• _Text shown_
****************
CubeMapToSphericalPolynomialTools.ConvertCubeMapToSphericalPolynomial takes about 15s on Safari. For comparison, it takes about 3s on Chrome. Still very slow.
What happens is:
A mesh (with a PBR material) enters the frustum.
Even though it’s completely occluded, the engine calls bindForSubMesh, which decides it mustRebind. Shouldn’t the mesh be ignored?
Then we have this:
if (!ubo.useUbo || !this.isFrozen || !ubo.isSync) { useUbo=false, isFrozen=true, ubo.isSync=true.
We proceed because useUbo is false, but… should we be checking for ubo.isSync, if useUbo is false?
We then check if there’s a reflection texture, and if so, get its sphericalPolynomial property. That’s what’s slow.
The worst part is… the reason we computed the polynomials is to update ubo, which is disabled!
It seems odd that we’re reading a property (sphericalPolynomial) synchronously, while the actual computation is done in a Promise. The property returns null until it’s computed, so the whole UBO update fails anyway.
Using a promise doesn’t help anyway, b/c it still runs on the main thread… It should be in a worker.
****************
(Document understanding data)

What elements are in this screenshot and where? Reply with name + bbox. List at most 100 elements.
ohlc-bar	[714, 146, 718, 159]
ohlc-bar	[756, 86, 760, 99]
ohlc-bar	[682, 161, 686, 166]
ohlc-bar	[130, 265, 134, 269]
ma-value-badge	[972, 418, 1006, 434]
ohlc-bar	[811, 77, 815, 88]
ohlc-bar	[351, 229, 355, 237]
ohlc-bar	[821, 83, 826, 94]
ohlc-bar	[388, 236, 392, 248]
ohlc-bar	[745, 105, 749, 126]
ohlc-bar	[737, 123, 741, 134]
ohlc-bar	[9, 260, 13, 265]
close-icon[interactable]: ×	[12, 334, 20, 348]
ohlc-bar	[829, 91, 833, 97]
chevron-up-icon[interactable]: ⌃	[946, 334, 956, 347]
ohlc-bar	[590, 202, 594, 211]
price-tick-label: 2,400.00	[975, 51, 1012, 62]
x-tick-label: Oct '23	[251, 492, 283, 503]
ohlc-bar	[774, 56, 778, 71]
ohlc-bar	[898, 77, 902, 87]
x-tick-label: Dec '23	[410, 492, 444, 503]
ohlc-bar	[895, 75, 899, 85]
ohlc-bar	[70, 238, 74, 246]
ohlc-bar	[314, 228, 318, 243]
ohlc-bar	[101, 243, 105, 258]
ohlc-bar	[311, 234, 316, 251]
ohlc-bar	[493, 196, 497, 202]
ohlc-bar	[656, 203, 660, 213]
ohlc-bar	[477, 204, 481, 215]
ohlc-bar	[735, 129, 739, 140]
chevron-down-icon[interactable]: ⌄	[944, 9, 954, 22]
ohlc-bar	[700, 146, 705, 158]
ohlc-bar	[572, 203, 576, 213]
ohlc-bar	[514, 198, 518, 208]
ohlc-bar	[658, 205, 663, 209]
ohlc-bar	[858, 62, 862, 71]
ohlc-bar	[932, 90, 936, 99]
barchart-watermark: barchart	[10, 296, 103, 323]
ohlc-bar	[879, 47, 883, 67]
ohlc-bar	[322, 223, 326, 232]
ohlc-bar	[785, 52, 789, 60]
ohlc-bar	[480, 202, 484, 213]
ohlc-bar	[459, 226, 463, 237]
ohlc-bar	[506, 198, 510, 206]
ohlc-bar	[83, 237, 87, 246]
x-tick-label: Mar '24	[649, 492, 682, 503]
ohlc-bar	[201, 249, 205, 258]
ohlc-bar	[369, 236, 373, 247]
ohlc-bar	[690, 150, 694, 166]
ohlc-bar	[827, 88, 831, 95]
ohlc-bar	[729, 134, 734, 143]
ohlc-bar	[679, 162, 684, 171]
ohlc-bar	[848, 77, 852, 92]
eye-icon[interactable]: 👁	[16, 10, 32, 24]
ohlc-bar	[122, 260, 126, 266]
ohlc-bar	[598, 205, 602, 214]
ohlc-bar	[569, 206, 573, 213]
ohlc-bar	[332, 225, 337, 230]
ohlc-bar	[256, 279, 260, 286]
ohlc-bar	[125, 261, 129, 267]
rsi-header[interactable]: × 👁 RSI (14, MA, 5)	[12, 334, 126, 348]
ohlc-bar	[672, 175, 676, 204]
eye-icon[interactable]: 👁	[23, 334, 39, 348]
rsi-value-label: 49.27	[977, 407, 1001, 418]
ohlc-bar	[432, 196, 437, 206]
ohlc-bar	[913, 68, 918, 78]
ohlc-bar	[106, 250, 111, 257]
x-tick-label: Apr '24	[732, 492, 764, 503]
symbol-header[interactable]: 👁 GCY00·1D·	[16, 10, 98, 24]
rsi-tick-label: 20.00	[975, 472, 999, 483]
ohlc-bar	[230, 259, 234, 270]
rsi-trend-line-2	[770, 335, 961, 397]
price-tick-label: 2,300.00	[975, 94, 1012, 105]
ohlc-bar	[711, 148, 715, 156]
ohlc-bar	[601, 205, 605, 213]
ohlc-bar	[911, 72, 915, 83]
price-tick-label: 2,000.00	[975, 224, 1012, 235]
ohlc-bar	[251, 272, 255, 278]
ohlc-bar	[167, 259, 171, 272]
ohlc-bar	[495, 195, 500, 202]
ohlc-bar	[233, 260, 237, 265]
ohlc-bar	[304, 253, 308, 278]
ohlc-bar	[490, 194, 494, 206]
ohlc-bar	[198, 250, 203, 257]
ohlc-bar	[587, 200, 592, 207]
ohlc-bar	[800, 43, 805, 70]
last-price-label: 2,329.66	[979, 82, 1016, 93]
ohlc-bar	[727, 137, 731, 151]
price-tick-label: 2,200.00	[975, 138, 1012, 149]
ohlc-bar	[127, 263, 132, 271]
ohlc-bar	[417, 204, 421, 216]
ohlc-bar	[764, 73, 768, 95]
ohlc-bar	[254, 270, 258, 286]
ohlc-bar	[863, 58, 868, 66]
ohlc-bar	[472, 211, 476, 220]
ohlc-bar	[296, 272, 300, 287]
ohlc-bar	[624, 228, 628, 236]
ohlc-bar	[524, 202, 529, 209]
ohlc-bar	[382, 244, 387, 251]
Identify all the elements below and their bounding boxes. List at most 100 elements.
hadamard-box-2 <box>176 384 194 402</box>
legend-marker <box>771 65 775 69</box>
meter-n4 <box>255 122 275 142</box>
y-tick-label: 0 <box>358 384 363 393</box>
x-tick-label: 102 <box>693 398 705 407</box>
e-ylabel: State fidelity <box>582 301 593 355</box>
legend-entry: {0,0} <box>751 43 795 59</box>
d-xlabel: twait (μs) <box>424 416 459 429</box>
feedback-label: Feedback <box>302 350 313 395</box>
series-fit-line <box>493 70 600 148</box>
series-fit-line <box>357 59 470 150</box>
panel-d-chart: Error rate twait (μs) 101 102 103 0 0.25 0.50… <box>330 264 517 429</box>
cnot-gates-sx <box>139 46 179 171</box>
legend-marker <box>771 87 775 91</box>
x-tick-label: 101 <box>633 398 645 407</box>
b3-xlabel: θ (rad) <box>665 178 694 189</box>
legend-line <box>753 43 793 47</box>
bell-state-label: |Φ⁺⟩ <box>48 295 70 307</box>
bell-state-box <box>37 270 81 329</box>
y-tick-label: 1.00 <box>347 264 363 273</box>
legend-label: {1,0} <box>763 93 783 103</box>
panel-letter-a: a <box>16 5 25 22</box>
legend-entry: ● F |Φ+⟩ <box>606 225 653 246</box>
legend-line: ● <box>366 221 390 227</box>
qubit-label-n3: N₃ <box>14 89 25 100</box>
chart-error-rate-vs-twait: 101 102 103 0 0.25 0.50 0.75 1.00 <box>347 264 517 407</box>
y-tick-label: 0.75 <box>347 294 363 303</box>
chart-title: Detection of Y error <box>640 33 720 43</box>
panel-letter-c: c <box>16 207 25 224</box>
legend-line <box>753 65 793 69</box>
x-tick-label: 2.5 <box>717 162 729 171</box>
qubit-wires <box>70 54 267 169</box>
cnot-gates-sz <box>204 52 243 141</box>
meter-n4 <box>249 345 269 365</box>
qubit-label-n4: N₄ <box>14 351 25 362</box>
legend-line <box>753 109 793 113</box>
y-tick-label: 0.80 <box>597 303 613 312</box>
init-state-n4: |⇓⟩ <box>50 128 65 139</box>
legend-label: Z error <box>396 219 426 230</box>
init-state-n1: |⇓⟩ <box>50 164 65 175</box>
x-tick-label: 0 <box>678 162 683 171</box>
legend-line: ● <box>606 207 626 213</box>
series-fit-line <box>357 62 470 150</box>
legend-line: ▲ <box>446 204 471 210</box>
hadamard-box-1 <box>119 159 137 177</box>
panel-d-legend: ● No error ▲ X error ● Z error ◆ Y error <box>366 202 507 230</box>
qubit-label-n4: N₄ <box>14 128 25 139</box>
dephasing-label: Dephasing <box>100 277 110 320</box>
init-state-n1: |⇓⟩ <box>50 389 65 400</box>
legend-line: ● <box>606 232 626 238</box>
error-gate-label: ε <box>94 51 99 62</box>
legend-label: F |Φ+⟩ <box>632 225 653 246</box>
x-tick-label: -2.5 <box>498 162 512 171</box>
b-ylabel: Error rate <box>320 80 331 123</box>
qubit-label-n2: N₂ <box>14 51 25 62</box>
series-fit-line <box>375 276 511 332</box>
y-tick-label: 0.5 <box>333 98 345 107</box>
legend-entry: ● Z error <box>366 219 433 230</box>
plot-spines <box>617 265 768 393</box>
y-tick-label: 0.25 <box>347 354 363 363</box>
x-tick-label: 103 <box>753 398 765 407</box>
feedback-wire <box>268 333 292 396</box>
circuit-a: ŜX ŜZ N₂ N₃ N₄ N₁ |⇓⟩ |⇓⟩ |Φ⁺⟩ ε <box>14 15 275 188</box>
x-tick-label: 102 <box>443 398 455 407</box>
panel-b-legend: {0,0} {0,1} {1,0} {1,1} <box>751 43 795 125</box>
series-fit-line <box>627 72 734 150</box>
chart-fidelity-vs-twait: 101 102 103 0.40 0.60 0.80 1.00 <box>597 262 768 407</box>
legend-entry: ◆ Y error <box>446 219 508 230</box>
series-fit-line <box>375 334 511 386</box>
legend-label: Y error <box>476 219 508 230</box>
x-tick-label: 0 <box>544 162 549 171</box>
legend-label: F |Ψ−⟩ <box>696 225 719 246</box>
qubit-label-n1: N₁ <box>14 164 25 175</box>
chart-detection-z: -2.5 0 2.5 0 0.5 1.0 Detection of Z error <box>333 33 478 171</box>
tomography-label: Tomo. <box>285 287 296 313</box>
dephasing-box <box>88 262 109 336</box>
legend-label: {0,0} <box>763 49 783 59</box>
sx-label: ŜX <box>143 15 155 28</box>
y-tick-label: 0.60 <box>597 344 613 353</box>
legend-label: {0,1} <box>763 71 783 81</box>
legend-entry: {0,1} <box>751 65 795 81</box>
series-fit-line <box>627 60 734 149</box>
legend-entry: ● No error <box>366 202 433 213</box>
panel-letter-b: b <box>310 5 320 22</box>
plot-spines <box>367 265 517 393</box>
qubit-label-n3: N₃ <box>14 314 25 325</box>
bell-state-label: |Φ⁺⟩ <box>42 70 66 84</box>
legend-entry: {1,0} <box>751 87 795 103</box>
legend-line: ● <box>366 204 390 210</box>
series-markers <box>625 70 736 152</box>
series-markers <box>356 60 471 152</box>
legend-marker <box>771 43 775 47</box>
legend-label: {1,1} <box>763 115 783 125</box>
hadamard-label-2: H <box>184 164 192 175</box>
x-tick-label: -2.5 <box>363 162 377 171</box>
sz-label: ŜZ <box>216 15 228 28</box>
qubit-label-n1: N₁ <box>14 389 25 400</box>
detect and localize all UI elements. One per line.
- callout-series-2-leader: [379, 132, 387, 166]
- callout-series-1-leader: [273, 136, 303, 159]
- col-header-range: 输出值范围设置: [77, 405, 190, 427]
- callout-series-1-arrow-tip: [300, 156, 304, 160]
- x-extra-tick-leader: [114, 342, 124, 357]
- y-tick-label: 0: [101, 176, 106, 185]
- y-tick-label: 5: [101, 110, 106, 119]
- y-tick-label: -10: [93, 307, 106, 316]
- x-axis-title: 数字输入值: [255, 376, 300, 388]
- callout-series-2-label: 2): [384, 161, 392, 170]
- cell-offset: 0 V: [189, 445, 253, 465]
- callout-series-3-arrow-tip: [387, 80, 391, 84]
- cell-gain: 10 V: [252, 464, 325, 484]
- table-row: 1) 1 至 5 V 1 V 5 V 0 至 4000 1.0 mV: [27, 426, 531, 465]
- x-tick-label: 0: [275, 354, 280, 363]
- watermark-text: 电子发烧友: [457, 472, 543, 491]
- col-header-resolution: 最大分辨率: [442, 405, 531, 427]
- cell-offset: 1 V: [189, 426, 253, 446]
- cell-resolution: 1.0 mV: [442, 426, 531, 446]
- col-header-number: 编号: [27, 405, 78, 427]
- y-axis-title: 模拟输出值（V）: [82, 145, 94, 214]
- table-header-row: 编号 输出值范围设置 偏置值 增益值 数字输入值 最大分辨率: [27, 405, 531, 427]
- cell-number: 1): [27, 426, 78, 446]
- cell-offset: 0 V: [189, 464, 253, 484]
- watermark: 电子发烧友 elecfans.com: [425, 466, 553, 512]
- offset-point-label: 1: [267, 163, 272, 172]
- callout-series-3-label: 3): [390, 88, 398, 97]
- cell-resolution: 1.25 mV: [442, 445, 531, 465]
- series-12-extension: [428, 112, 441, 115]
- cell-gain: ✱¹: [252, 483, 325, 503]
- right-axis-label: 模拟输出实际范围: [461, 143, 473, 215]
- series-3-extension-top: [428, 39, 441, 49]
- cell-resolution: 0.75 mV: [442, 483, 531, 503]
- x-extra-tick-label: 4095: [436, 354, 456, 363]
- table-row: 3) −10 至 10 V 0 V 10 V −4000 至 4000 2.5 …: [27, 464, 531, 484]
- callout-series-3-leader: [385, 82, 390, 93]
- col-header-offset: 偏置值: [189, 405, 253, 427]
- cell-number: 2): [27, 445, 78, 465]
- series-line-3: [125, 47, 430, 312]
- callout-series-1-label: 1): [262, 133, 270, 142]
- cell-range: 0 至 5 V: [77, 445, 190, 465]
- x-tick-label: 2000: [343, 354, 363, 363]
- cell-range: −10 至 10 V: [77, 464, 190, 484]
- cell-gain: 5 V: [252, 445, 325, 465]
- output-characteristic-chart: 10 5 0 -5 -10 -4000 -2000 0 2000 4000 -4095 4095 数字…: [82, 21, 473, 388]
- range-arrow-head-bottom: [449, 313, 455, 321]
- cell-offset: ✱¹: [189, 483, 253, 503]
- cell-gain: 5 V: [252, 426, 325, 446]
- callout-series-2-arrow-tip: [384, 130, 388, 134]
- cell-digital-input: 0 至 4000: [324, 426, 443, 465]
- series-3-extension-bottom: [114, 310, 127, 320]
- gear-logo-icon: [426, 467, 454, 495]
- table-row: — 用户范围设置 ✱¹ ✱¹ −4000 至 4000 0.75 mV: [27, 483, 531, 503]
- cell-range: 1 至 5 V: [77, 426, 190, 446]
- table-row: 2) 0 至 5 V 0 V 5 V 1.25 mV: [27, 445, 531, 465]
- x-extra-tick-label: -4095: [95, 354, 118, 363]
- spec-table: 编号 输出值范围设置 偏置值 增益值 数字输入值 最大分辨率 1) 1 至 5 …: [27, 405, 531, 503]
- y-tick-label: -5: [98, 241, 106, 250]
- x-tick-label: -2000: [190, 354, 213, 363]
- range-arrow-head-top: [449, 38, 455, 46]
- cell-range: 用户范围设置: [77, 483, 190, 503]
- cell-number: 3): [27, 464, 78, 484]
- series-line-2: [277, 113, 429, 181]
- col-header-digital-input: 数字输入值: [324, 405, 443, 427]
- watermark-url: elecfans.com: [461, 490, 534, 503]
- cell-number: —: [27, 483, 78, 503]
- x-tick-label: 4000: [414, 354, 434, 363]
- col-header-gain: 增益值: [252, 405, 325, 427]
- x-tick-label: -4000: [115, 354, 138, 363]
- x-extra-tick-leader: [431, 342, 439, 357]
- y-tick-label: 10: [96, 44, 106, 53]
****************
• _Questions to answer_
1. Translate into French this sentence from the post on spherical polynomial computation: "It seems odd that we’re reading a property (sphericalPolynomial) synchronously, while the actual computation is done in a Promise."
2. Proceed with the post on spherical polynomial computation, beginning after its final sentence.

• _Answers per task_
1. Il semble étrange que nous lisions une propriété (sphericalPolynomial) de manière synchrone, alors que le calcul proprement dit est effectué dans une Promise.

2.
My apologies, if I’m jumping to conclusions. There’s a lot I don’t understand, so I could be totally wrong.
Anyway, I’m working around this by converting all PBR materials to standard. I don’t use PBRs, but that’s how GLTF materials are loaded.
@alekop this should be precomputed and cached if you use an env file instead of hdr for your environment texture.
Computing on the client is a waste of resources except in scenari of configurators like the sandbox where the user could dynamically chose any HDR files or with dynamic probes and so on,
When you see ubo.updateXXX(...), the uniform buffer is updated if ubo.useUbo==true and it is the effect which is updated if ubo.useUbo==false. ubo.updateXXX(...) is not an empty operation when ubo.useUbo==false.